-- Problem requirements --
Check every line below for the string "image", and copy the lines that contain it.

Start of Exercise materials

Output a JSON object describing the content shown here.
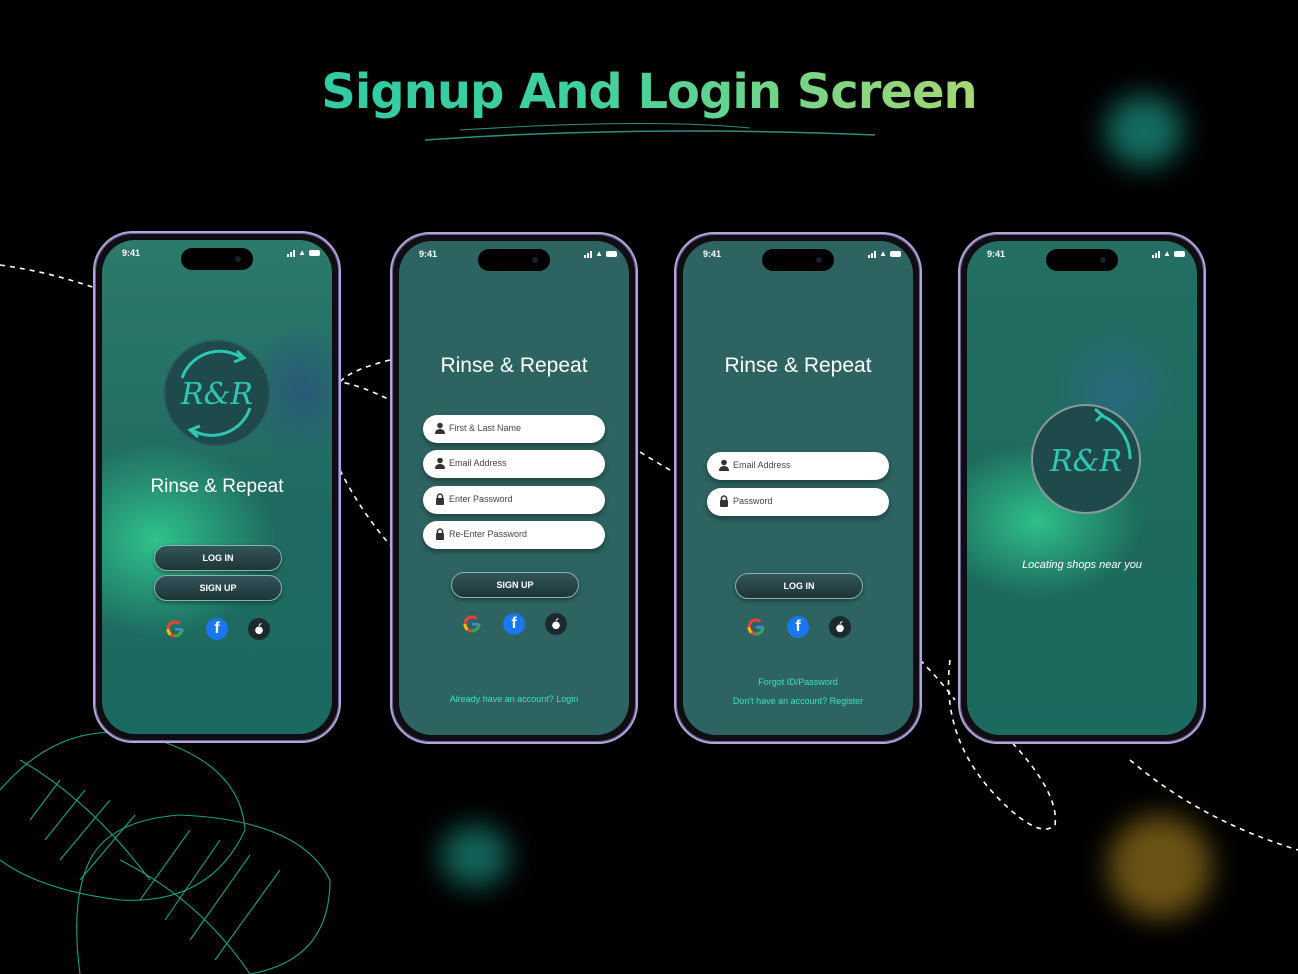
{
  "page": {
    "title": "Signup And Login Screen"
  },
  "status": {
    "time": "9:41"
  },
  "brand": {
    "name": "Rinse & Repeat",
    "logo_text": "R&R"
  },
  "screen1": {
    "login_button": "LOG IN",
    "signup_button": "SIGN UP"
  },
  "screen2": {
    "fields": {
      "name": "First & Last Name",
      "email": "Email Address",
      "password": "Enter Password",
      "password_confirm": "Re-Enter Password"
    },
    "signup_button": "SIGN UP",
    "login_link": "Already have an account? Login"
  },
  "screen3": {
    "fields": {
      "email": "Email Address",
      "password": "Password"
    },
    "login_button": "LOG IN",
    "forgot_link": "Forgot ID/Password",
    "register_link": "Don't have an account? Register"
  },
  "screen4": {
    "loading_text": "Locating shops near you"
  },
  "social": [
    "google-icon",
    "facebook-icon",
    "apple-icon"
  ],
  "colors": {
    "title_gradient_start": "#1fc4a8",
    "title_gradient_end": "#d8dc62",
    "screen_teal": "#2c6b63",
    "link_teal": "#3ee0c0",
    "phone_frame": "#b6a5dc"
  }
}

End of Exercise materials
Start of Exercise materials

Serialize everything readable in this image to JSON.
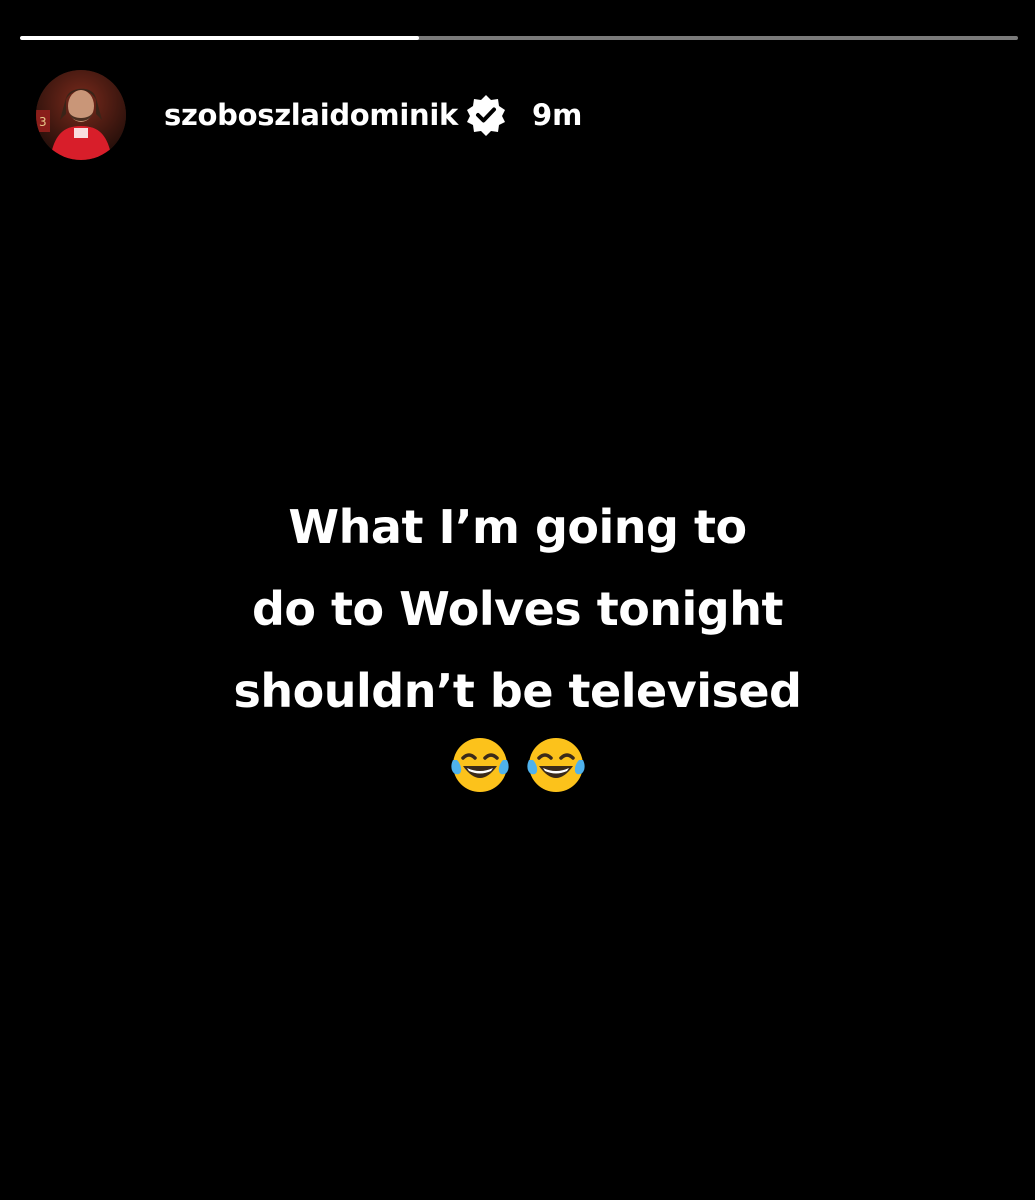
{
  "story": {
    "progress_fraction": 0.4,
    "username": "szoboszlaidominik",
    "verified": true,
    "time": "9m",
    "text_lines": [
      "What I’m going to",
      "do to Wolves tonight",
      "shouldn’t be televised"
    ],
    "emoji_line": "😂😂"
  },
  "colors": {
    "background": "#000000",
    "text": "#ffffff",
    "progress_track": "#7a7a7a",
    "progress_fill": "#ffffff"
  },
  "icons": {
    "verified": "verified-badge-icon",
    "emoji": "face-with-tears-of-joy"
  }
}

End of Exercise materials
Start of Exercise materials

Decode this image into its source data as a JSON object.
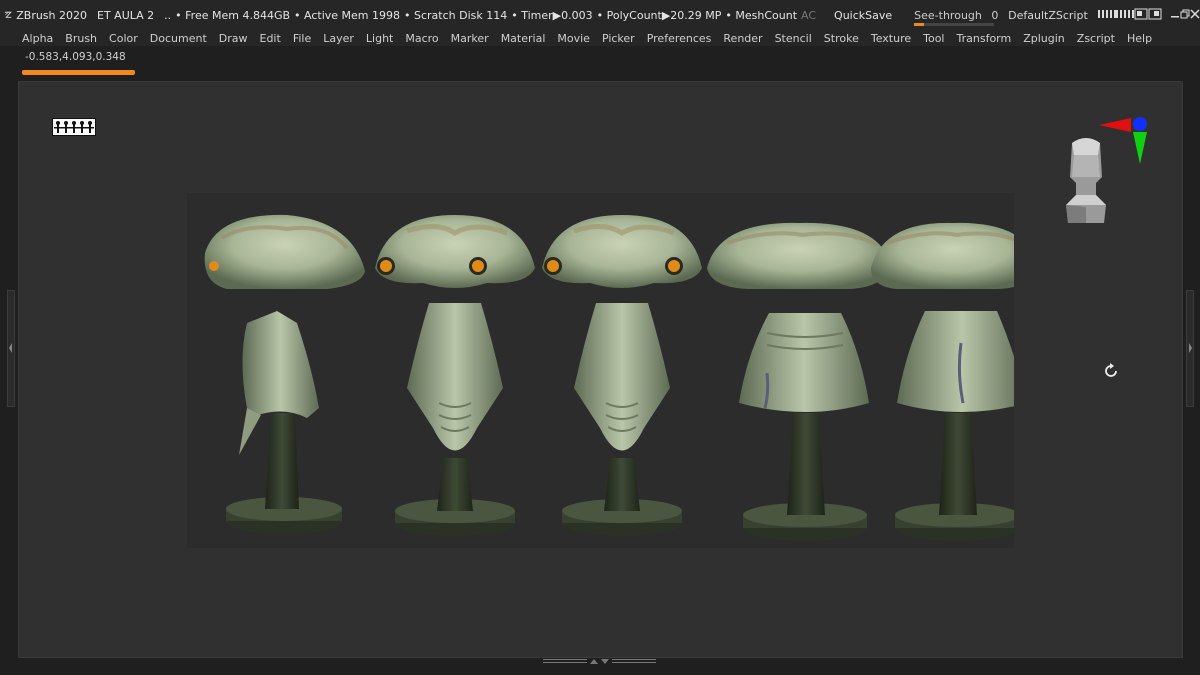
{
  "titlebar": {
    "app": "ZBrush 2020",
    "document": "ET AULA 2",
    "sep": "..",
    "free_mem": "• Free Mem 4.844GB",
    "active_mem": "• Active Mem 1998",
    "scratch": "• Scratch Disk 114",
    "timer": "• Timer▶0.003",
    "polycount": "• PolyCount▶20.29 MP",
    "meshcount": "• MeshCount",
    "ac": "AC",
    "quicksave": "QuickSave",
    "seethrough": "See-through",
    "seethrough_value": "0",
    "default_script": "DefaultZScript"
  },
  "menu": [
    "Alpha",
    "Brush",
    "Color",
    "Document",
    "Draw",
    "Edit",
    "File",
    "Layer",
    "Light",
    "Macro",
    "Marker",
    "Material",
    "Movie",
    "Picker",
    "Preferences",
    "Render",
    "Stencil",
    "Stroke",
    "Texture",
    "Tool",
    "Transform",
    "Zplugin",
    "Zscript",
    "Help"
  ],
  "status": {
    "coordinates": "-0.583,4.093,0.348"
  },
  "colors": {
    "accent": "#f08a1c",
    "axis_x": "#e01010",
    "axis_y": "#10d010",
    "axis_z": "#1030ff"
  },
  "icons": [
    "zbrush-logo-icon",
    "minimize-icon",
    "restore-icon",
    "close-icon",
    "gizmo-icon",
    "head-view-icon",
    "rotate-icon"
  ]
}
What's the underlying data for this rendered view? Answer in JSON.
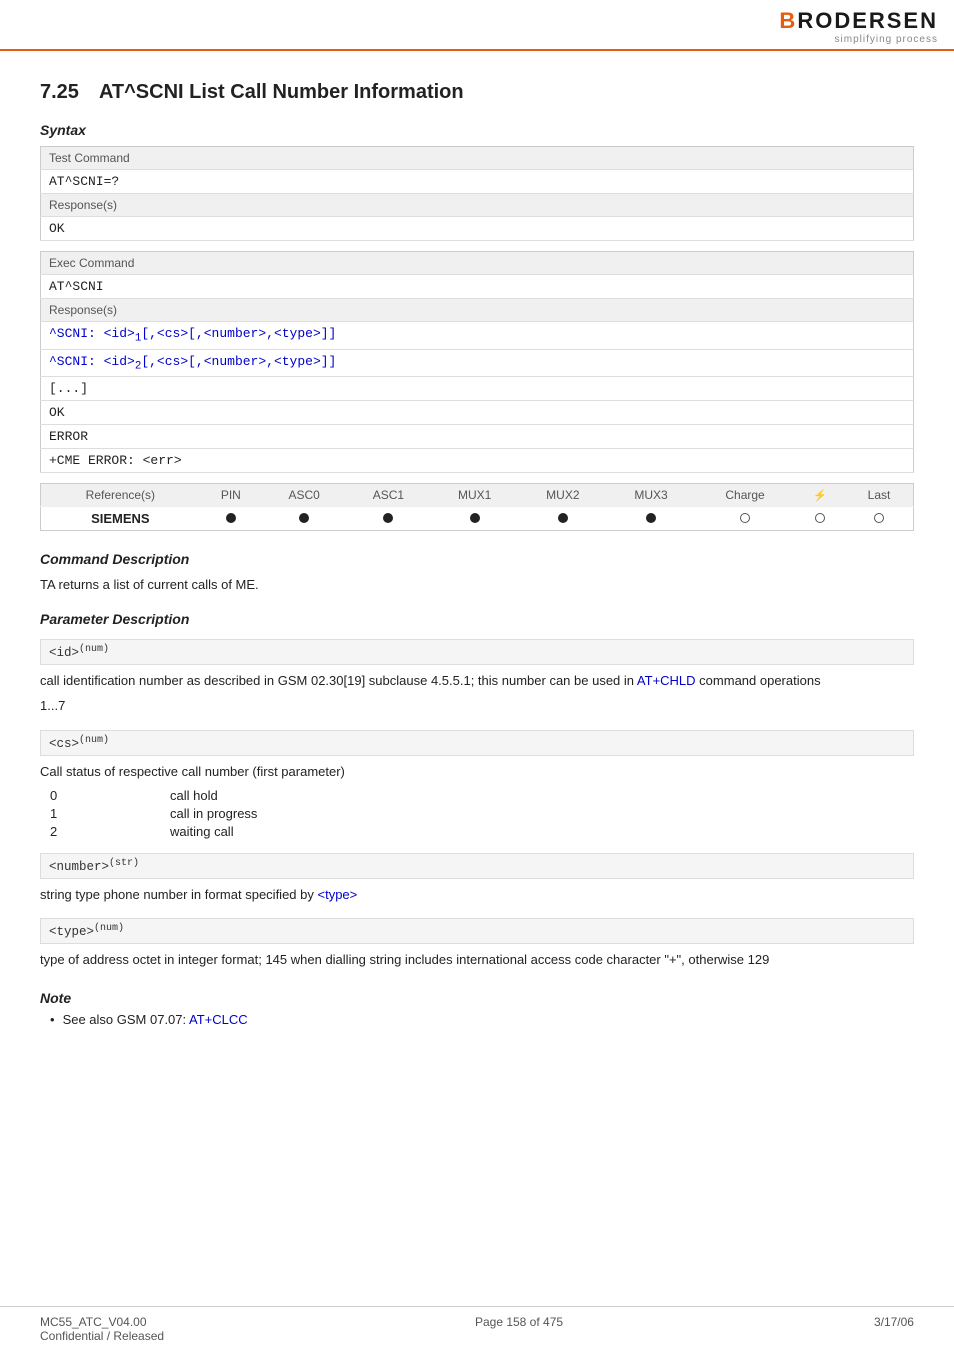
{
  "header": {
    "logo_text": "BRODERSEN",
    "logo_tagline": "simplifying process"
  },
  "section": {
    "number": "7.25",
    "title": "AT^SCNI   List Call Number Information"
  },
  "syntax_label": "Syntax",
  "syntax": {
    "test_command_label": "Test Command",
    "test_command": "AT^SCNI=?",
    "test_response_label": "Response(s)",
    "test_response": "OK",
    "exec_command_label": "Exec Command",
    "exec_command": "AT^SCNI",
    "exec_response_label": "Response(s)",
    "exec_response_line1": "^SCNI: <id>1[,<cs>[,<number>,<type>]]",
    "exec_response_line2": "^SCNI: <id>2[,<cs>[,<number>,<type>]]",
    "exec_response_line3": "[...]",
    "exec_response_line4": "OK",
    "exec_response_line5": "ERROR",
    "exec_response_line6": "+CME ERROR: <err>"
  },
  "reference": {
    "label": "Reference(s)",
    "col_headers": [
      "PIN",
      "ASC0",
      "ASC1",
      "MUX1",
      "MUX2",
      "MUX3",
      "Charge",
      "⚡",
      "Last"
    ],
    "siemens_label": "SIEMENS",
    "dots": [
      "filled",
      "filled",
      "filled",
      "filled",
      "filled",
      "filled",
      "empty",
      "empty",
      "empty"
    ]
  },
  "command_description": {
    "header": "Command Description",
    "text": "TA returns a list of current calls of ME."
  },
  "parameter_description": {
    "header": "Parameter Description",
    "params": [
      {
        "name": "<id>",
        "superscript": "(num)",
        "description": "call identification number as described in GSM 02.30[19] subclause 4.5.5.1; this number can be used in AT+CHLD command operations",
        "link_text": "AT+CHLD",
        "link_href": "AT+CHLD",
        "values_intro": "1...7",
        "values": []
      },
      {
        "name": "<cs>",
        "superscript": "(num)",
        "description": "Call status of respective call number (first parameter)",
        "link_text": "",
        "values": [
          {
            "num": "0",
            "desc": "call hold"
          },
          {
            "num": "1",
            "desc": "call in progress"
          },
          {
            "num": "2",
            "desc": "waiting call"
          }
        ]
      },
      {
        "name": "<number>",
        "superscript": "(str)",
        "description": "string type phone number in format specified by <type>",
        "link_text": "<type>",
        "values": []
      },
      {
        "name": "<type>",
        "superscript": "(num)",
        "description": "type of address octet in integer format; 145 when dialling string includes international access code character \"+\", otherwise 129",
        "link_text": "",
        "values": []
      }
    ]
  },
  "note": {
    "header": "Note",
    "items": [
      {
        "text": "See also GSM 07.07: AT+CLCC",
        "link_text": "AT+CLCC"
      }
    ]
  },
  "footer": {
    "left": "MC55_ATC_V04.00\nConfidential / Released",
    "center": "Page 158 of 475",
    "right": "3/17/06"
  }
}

End of Exercise materials

-- Written solution --
Serialize everything readable in this image to JSON.
Decode this image into its source data as a JSON object.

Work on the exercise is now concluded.